=== Exercice proposé 1 ===
Recopiez à l'identique les lignes des données ci-dessous, depuis celle qui contient « text-line-25: C应急处置程序和措施的针对性D应急保障措施的可行性 [131, 1045, 560, 1065] » jusqu'à celle qui contient « 495, 686, 515] », ces deux lignes comprises.

=== Extrait du texte ===
----

ELARGIR UN CHEVAL, (Manège) terme de l’art ; c’est le contraindre et le solliciter par tous les moyens possibles d’embrasser un espace plus considérable de terrain.

Cet espace ne peut être limité ; il doit être plus ou moins large, ou plus ou moins étroit, selon la roideur du cou, la dureté de la bouche, l'obstination, l'obéissance, la conformation, la franchise, et la disposition de l'animal.

On peut attribuer en général une grande partie des défenses des chevaux au peu de soin qu'ont ceux qui les exercent, de les travailler large, et de les empêcher de se retrécir. Trotez un poulain à la longe ; si vous n'avez pas l'attention de l'éloigner du piqueur qui la tient, c'est-à-dire du centre de la volte, dont vous ne pourrez qu'augmenter la rondeur et l'espace en élargissant l'animal, il est fort à craindre que le trop d'assujettissement et de contrainte ne le révolte, et n'opère des effets totalement contraires à ceux que vous vous promettez. Voyez LONGE.

----

=== Section des données ===
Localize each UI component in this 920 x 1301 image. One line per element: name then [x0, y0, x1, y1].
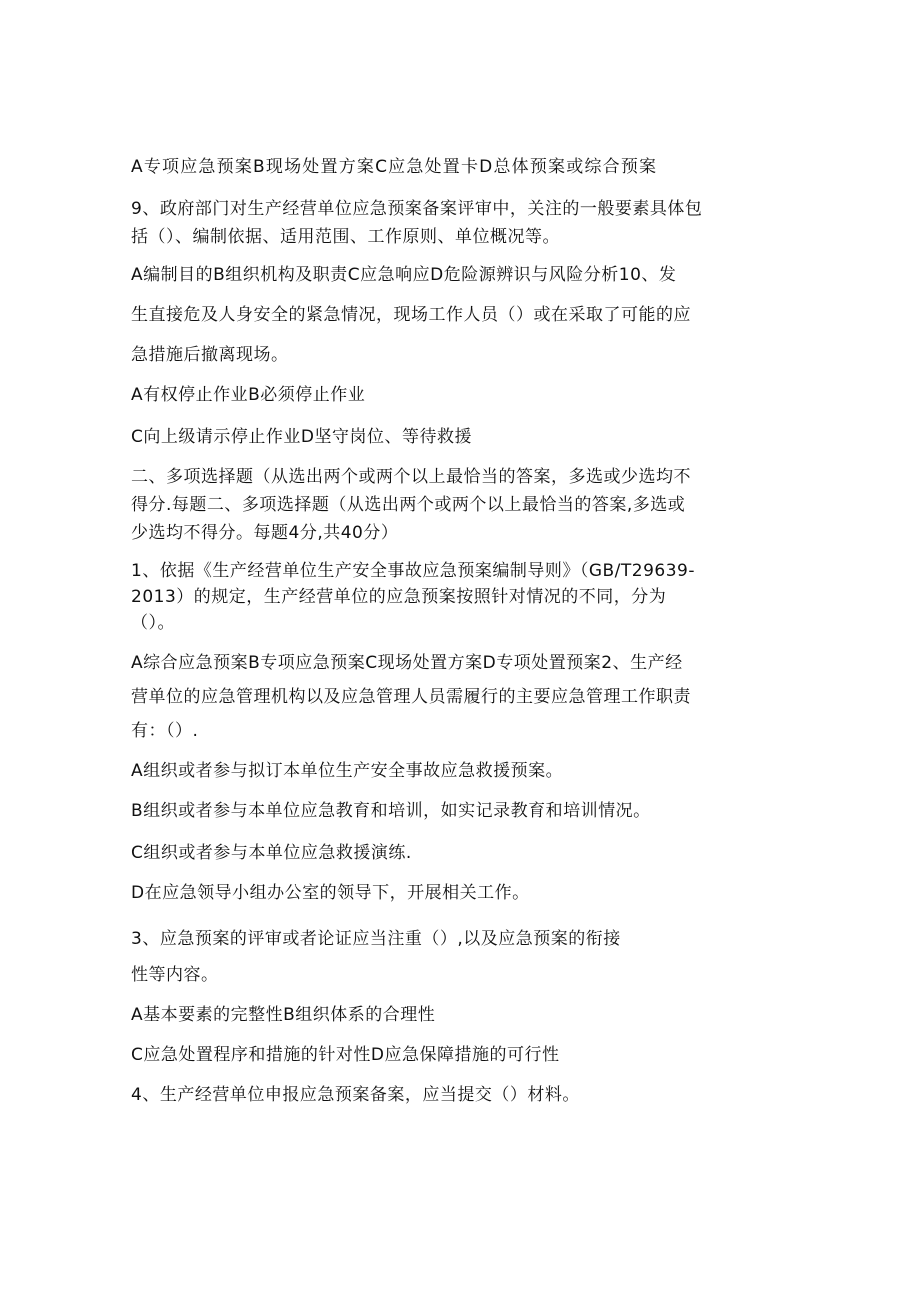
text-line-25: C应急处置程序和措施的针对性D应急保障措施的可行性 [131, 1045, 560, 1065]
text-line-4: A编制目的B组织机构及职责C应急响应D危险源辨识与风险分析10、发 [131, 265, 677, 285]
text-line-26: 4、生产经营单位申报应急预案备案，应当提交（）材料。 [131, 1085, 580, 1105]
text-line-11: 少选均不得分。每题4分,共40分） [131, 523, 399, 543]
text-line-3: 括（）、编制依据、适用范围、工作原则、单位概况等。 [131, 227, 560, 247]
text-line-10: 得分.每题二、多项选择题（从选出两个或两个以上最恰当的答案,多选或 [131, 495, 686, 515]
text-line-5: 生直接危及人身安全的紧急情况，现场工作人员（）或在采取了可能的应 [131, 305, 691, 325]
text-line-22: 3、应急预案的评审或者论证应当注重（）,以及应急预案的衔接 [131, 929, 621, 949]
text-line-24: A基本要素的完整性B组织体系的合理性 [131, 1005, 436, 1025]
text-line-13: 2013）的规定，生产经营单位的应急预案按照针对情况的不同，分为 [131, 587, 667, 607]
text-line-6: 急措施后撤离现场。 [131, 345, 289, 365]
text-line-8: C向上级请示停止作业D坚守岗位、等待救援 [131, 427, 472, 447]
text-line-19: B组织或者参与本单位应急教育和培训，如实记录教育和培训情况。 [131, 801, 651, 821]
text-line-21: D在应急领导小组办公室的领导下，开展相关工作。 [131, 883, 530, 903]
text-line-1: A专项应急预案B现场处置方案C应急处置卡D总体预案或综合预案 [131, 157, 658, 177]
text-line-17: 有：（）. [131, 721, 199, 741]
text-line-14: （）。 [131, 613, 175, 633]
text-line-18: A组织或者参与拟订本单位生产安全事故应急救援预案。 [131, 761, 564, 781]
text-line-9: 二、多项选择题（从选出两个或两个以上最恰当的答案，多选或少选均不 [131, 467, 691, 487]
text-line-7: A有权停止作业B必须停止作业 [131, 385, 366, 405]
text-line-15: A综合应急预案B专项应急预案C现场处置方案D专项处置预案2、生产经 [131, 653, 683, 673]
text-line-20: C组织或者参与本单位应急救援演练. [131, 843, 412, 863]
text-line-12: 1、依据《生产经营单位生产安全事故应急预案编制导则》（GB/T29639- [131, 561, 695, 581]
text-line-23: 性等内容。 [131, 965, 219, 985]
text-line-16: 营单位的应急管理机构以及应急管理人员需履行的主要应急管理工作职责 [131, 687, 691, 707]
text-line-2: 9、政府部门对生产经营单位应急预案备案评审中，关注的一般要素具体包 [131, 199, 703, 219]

----

=== Exercice proposé 2 ===
Dans l'article sur l'action d'élargir un cheval, énumérez tous les éléments selon lesquels l'espace à faire embrasser à l'animal doit être plus ou moins large ou plus ou moins étroit.

=== Réponse rédigée 1 ===
text-line-25: C应急处置程序和措施的针对性D应急保障措施的可行性 [131, 1045, 560, 1065]
text-line-4: A编制目的B组织机构及职责C应急响应D危险源辨识与风险分析10、发 [131, 265, 677, 285]
text-line-26: 4、生产经营单位申报应急预案备案，应当提交（）材料。 [131, 1085, 580, 1105]
text-line-11: 少选均不得分。每题4分,共40分） [131, 523, 399, 543]
text-line-3: 括（）、编制依据、适用范围、工作原则、单位概况等。 [131, 227, 560, 247]
text-line-10: 得分.每题二、多项选择题（从选出两个或两个以上最恰当的答案,多选或 [131, 495, 686, 515]

=== Réponse rédigée 2 ===
- la roideur du cou
- la dureté de la bouche
- l'obstination
- l'obéissance
- la conformation
- la franchise
- la disposition de l'animal